◆ Problem to solve: Rewrite every entry below, replacing each instance of "verification code" with "security code" and leaving all other text unchanged. Omit the pictures from your answer.

Element and coordinate entries
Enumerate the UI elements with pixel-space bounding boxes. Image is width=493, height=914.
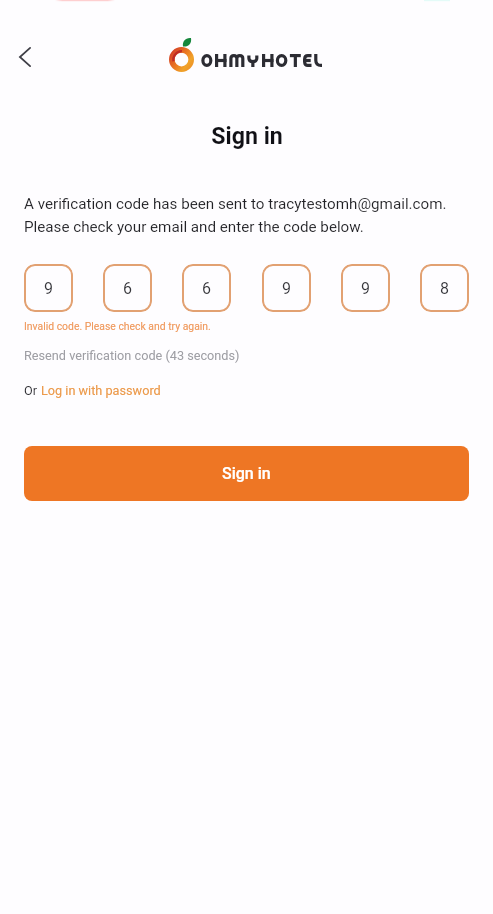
staticText: Invalid code. Please check and try again… (24, 320, 211, 332)
button[interactable]: 8 (420, 264, 469, 312)
button[interactable]: Log in with password (41, 383, 161, 398)
staticText: A verification code has been sent to tra… (24, 195, 469, 235)
button[interactable]: Resend verification code (43 seconds) (24, 348, 240, 363)
staticText: 6 (123, 279, 132, 298)
staticText: Sign in (211, 122, 283, 149)
button[interactable]: Back (5, 37, 45, 77)
button[interactable]: 9 (341, 264, 390, 312)
button[interactable]: 9 (24, 264, 73, 312)
staticText: 8 (440, 279, 449, 298)
button[interactable]: 6 (103, 264, 152, 312)
button[interactable]: 9 (262, 264, 311, 312)
staticText: Sign in (222, 464, 271, 483)
button[interactable]: Sign in (24, 446, 469, 501)
staticText: 9 (361, 279, 370, 298)
staticText: 9 (282, 279, 291, 298)
staticText: 9 (44, 279, 53, 298)
staticText: Or (24, 383, 41, 398)
staticText: 6 (202, 279, 211, 298)
button[interactable]: 6 (182, 264, 231, 312)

◆ Problem solution:
Enumerate the UI elements with pixel-space bounding boxes. Image is width=493, height=914.
staticText: Invalid code. Please check and try again… (24, 320, 211, 332)
button[interactable]: 8 (420, 264, 469, 312)
button[interactable]: Log in with password (41, 383, 161, 398)
staticText: A security code has been sent to tra… (24, 195, 469, 235)
button[interactable]: Resend security code (43 seconds) (24, 348, 240, 363)
staticText: 6 (123, 279, 132, 298)
staticText: Sign in (211, 122, 283, 149)
button[interactable]: Back (5, 37, 45, 77)
button[interactable]: 9 (341, 264, 390, 312)
button[interactable]: 9 (24, 264, 73, 312)
staticText: 8 (440, 279, 449, 298)
button[interactable]: 6 (103, 264, 152, 312)
button[interactable]: 9 (262, 264, 311, 312)
staticText: Sign in (222, 464, 271, 483)
button[interactable]: Sign in (24, 446, 469, 501)
staticText: 9 (361, 279, 370, 298)
staticText: 9 (282, 279, 291, 298)
staticText: 9 (44, 279, 53, 298)
staticText: Or (24, 383, 41, 398)
staticText: 6 (202, 279, 211, 298)
button[interactable]: 6 (182, 264, 231, 312)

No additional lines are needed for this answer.